**Your instructions:**
What follows is a listing; give it again exactly, in its entirety.

Figure contents as structured data

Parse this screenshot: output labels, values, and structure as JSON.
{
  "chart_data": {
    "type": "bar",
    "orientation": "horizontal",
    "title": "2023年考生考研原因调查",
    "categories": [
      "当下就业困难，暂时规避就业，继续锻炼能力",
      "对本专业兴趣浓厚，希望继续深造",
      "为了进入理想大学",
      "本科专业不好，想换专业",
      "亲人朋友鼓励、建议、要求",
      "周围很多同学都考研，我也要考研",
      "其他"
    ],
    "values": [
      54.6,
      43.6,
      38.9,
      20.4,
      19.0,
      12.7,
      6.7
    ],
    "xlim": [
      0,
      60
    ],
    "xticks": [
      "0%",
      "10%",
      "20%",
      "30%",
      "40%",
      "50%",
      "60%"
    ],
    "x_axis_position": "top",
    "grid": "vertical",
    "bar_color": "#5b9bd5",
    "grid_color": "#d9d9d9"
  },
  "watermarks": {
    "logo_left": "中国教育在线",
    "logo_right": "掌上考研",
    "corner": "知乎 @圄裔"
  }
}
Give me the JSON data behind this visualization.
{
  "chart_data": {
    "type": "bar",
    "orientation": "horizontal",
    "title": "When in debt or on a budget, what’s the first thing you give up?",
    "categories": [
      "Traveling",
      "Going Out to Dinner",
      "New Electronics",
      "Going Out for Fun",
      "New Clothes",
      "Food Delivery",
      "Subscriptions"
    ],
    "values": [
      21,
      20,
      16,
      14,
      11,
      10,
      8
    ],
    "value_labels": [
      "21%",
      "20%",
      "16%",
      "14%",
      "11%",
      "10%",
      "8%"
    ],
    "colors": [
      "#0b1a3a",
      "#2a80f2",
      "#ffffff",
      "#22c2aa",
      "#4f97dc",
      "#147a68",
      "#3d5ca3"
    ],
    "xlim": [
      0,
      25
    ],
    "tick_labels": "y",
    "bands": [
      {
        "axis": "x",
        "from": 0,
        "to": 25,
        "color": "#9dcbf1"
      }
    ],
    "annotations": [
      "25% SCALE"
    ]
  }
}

**Solution to the problem:**
Parse this screenshot: output labels, values, and structure as JSON.
{
  "chart_data": {
    "type": "bar",
    "orientation": "horizontal",
    "title": "2023年考生考研原因调查",
    "categories": [
      "当下就业困难，暂时规避就业，继续锻炼能力",
      "对本专业兴趣浓厚，希望继续深造",
      "为了进入理想大学",
      "本科专业不好，想换专业",
      "亲人朋友鼓励、建议、要求",
      "周围很多同学都考研，我也要考研",
      "其他"
    ],
    "values": [
      54.6,
      43.6,
      38.9,
      20.4,
      19.0,
      12.7,
      6.7
    ],
    "xlim": [
      0,
      60
    ],
    "xticks": [
      "0%",
      "10%",
      "20%",
      "30%",
      "40%",
      "50%",
      "60%"
    ],
    "x_axis_position": "top",
    "grid": "vertical",
    "bar_color": "#5b9bd5",
    "grid_color": "#d9d9d9"
  },
  "watermarks": {
    "logo_left": "中国教育在线",
    "logo_right": "掌上考研",
    "corner": "知乎 @圄裔"
  }
}
Give me the JSON data behind this visualization.
{
  "chart_data": {
    "type": "bar",
    "orientation": "horizontal",
    "title": "When in debt or on a budget, what’s the first thing you give up?",
    "categories": [
      "Traveling",
      "Going Out to Dinner",
      "New Electronics",
      "Going Out for Fun",
      "New Clothes",
      "Food Delivery",
      "Subscriptions"
    ],
    "values": [
      21,
      20,
      16,
      14,
      11,
      10,
      8
    ],
    "value_labels": [
      "21%",
      "20%",
      "16%",
      "14%",
      "11%",
      "10%",
      "8%"
    ],
    "colors": [
      "#0b1a3a",
      "#2a80f2",
      "#ffffff",
      "#22c2aa",
      "#4f97dc",
      "#147a68",
      "#3d5ca3"
    ],
    "xlim": [
      0,
      25
    ],
    "tick_labels": "y",
    "bands": [
      {
        "axis": "x",
        "from": 0,
        "to": 25,
        "color": "#9dcbf1"
      }
    ],
    "annotations": [
      "25% SCALE"
    ]
  }
}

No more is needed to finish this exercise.